(Collected data entries)

----

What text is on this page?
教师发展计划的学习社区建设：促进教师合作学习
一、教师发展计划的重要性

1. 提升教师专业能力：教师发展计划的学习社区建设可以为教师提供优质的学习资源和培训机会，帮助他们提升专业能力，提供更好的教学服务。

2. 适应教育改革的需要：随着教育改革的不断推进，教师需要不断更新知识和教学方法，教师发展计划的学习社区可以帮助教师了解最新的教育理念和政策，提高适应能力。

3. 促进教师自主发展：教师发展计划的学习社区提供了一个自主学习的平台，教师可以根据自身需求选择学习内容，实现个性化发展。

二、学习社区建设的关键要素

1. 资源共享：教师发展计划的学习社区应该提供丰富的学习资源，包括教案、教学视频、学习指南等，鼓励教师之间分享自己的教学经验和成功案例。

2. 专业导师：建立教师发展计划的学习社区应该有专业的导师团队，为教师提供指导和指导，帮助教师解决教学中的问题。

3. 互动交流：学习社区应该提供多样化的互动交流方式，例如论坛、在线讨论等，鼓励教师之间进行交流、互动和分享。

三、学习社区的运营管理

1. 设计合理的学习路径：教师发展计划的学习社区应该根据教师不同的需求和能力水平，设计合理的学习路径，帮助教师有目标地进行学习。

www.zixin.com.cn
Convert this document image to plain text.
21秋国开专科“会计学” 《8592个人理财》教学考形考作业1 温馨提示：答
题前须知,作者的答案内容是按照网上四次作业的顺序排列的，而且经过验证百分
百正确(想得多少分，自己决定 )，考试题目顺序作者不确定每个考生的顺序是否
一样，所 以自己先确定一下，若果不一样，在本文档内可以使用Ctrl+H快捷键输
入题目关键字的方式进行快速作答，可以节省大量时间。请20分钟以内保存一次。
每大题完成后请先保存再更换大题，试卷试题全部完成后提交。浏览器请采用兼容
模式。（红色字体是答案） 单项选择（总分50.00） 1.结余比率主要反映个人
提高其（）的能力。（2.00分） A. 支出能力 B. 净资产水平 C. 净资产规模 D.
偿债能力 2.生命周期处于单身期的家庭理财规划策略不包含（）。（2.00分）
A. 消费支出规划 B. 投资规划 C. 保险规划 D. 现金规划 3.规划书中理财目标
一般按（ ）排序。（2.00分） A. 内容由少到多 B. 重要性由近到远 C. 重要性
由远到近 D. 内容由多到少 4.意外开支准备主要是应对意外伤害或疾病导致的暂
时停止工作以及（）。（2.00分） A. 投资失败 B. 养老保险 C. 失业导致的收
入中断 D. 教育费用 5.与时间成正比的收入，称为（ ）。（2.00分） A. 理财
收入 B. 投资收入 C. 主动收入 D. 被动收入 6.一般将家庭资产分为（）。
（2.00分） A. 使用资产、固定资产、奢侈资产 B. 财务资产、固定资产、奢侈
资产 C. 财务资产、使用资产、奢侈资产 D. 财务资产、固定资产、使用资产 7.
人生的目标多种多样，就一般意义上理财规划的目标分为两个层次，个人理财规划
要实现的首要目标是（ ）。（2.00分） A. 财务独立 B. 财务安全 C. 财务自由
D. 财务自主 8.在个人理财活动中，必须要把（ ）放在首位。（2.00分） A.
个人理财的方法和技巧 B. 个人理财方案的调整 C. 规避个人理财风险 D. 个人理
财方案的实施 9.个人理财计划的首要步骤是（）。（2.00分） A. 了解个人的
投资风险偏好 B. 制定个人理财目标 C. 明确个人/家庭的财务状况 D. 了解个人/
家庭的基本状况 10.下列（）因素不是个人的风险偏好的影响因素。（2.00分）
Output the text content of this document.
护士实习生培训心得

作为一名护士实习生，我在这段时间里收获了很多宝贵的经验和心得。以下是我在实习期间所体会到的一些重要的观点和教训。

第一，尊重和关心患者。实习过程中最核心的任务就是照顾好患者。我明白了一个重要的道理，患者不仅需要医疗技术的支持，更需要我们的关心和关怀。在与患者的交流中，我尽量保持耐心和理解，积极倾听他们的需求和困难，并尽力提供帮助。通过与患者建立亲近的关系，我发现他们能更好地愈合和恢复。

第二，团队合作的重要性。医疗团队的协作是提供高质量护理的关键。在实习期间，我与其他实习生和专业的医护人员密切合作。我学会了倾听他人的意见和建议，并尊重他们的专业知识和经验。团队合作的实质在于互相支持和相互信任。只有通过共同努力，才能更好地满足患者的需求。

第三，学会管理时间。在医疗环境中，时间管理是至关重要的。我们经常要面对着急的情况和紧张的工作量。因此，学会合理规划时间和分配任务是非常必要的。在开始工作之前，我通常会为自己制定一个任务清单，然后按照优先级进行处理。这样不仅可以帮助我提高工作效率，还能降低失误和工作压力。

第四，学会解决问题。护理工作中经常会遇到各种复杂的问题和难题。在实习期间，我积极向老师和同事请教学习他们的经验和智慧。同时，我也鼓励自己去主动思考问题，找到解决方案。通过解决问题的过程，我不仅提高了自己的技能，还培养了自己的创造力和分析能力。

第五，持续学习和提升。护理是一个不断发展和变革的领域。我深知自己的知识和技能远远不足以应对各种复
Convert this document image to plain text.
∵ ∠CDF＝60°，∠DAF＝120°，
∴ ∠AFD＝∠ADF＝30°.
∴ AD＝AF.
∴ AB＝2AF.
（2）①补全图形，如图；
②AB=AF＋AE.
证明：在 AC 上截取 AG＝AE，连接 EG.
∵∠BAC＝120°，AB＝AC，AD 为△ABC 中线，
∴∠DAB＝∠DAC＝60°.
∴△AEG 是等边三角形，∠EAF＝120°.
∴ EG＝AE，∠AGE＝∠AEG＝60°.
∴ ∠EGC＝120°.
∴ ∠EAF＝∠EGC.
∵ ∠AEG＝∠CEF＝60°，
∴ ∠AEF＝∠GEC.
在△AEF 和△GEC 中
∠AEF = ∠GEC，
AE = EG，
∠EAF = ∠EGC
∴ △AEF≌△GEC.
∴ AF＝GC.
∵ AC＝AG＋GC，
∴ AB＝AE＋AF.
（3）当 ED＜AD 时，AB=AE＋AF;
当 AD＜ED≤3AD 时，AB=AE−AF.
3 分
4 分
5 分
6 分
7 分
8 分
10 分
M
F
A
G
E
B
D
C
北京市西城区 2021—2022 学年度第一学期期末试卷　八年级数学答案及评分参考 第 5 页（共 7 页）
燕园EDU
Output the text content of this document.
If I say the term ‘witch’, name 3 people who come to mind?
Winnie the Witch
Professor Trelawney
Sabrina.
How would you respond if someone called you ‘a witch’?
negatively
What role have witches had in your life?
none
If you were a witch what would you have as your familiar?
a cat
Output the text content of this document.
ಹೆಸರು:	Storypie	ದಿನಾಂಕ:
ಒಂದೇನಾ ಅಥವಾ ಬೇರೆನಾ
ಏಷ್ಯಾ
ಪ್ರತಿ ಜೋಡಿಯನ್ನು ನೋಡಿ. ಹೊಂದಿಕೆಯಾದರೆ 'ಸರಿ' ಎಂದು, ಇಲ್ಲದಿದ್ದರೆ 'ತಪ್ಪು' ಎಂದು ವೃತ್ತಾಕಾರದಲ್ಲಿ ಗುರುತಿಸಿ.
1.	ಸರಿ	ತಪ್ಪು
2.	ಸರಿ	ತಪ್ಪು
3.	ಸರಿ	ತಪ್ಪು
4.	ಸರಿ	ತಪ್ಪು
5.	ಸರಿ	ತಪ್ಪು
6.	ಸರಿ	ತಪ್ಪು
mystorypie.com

----

Challenge: Quote the entire listing above exactly.

Answer to the exercise:
What text is on this page?
教师发展计划的学习社区建设：促进教师合作学习
一、教师发展计划的重要性

1. 提升教师专业能力：教师发展计划的学习社区建设可以为教师提供优质的学习资源和培训机会，帮助他们提升专业能力，提供更好的教学服务。

2. 适应教育改革的需要：随着教育改革的不断推进，教师需要不断更新知识和教学方法，教师发展计划的学习社区可以帮助教师了解最新的教育理念和政策，提高适应能力。

3. 促进教师自主发展：教师发展计划的学习社区提供了一个自主学习的平台，教师可以根据自身需求选择学习内容，实现个性化发展。

二、学习社区建设的关键要素

1. 资源共享：教师发展计划的学习社区应该提供丰富的学习资源，包括教案、教学视频、学习指南等，鼓励教师之间分享自己的教学经验和成功案例。

2. 专业导师：建立教师发展计划的学习社区应该有专业的导师团队，为教师提供指导和指导，帮助教师解决教学中的问题。

3. 互动交流：学习社区应该提供多样化的互动交流方式，例如论坛、在线讨论等，鼓励教师之间进行交流、互动和分享。

三、学习社区的运营管理

1. 设计合理的学习路径：教师发展计划的学习社区应该根据教师不同的需求和能力水平，设计合理的学习路径，帮助教师有目标地进行学习。

www.zixin.com.cn
Convert this document image to plain text.
21秋国开专科“会计学” 《8592个人理财》教学考形考作业1 温馨提示：答
题前须知,作者的答案内容是按照网上四次作业的顺序排列的，而且经过验证百分
百正确(想得多少分，自己决定 )，考试题目顺序作者不确定每个考生的顺序是否
一样，所 以自己先确定一下，若果不一样，在本文档内可以使用Ctrl+H快捷键输
入题目关键字的方式进行快速作答，可以节省大量时间。请20分钟以内保存一次。
每大题完成后请先保存再更换大题，试卷试题全部完成后提交。浏览器请采用兼容
模式。（红色字体是答案） 单项选择（总分50.00） 1.结余比率主要反映个人
提高其（）的能力。（2.00分） A. 支出能力 B. 净资产水平 C. 净资产规模 D.
偿债能力 2.生命周期处于单身期的家庭理财规划策略不包含（）。（2.00分）
A. 消费支出规划 B. 投资规划 C. 保险规划 D. 现金规划 3.规划书中理财目标
一般按（ ）排序。（2.00分） A. 内容由少到多 B. 重要性由近到远 C. 重要性
由远到近 D. 内容由多到少 4.意外开支准备主要是应对意外伤害或疾病导致的暂
时停止工作以及（）。（2.00分） A. 投资失败 B. 养老保险 C. 失业导致的收
入中断 D. 教育费用 5.与时间成正比的收入，称为（ ）。（2.00分） A. 理财
收入 B. 投资收入 C. 主动收入 D. 被动收入 6.一般将家庭资产分为（）。
（2.00分） A. 使用资产、固定资产、奢侈资产 B. 财务资产、固定资产、奢侈
资产 C. 财务资产、使用资产、奢侈资产 D. 财务资产、固定资产、使用资产 7.
人生的目标多种多样，就一般意义上理财规划的目标分为两个层次，个人理财规划
要实现的首要目标是（ ）。（2.00分） A. 财务独立 B. 财务安全 C. 财务自由
D. 财务自主 8.在个人理财活动中，必须要把（ ）放在首位。（2.00分） A.
个人理财的方法和技巧 B. 个人理财方案的调整 C. 规避个人理财风险 D. 个人理
财方案的实施 9.个人理财计划的首要步骤是（）。（2.00分） A. 了解个人的
投资风险偏好 B. 制定个人理财目标 C. 明确个人/家庭的财务状况 D. 了解个人/
家庭的基本状况 10.下列（）因素不是个人的风险偏好的影响因素。（2.00分）
Output the text content of this document.
护士实习生培训心得

作为一名护士实习生，我在这段时间里收获了很多宝贵的经验和心得。以下是我在实习期间所体会到的一些重要的观点和教训。

第一，尊重和关心患者。实习过程中最核心的任务就是照顾好患者。我明白了一个重要的道理，患者不仅需要医疗技术的支持，更需要我们的关心和关怀。在与患者的交流中，我尽量保持耐心和理解，积极倾听他们的需求和困难，并尽力提供帮助。通过与患者建立亲近的关系，我发现他们能更好地愈合和恢复。

第二，团队合作的重要性。医疗团队的协作是提供高质量护理的关键。在实习期间，我与其他实习生和专业的医护人员密切合作。我学会了倾听他人的意见和建议，并尊重他们的专业知识和经验。团队合作的实质在于互相支持和相互信任。只有通过共同努力，才能更好地满足患者的需求。

第三，学会管理时间。在医疗环境中，时间管理是至关重要的。我们经常要面对着急的情况和紧张的工作量。因此，学会合理规划时间和分配任务是非常必要的。在开始工作之前，我通常会为自己制定一个任务清单，然后按照优先级进行处理。这样不仅可以帮助我提高工作效率，还能降低失误和工作压力。

第四，学会解决问题。护理工作中经常会遇到各种复杂的问题和难题。在实习期间，我积极向老师和同事请教学习他们的经验和智慧。同时，我也鼓励自己去主动思考问题，找到解决方案。通过解决问题的过程，我不仅提高了自己的技能，还培养了自己的创造力和分析能力。

第五，持续学习和提升。护理是一个不断发展和变革的领域。我深知自己的知识和技能远远不足以应对各种复
Convert this document image to plain text.
∵ ∠CDF＝60°，∠DAF＝120°，
∴ ∠AFD＝∠ADF＝30°.
∴ AD＝AF.
∴ AB＝2AF.
（2）①补全图形，如图；
②AB=AF＋AE.
证明：在 AC 上截取 AG＝AE，连接 EG.
∵∠BAC＝120°，AB＝AC，AD 为△ABC 中线，
∴∠DAB＝∠DAC＝60°.
∴△AEG 是等边三角形，∠EAF＝120°.
∴ EG＝AE，∠AGE＝∠AEG＝60°.
∴ ∠EGC＝120°.
∴ ∠EAF＝∠EGC.
∵ ∠AEG＝∠CEF＝60°，
∴ ∠AEF＝∠GEC.
在△AEF 和△GEC 中
∠AEF = ∠GEC，
AE = EG，
∠EAF = ∠EGC
∴ △AEF≌△GEC.
∴ AF＝GC.
∵ AC＝AG＋GC，
∴ AB＝AE＋AF.
（3）当 ED＜AD 时，AB=AE＋AF;
当 AD＜ED≤3AD 时，AB=AE−AF.
3 分
4 分
5 分
6 分
7 分
8 分
10 分
M
F
A
G
E
B
D
C
北京市西城区 2021—2022 学年度第一学期期末试卷　八年级数学答案及评分参考 第 5 页（共 7 页）
燕园EDU
Output the text content of this document.
If I say the term ‘witch’, name 3 people who come to mind?
Winnie the Witch
Professor Trelawney
Sabrina.
How would you respond if someone called you ‘a witch’?
negatively
What role have witches had in your life?
none
If you were a witch what would you have as your familiar?
a cat
Output the text content of this document.
ಹೆಸರು:	Storypie	ದಿನಾಂಕ:
ಒಂದೇನಾ ಅಥವಾ ಬೇರೆನಾ
ಏಷ್ಯಾ
ಪ್ರತಿ ಜೋಡಿಯನ್ನು ನೋಡಿ. ಹೊಂದಿಕೆಯಾದರೆ 'ಸರಿ' ಎಂದು, ಇಲ್ಲದಿದ್ದರೆ 'ತಪ್ಪು' ಎಂದು ವೃತ್ತಾಕಾರದಲ್ಲಿ ಗುರುತಿಸಿ.
1.	ಸರಿ	ತಪ್ಪು
2.	ಸರಿ	ತಪ್ಪು
3.	ಸರಿ	ತಪ್ಪು
4.	ಸರಿ	ತಪ್ಪು
5.	ಸರಿ	ತಪ್ಪು
6.	ಸರಿ	ತಪ್ಪು
mystorypie.com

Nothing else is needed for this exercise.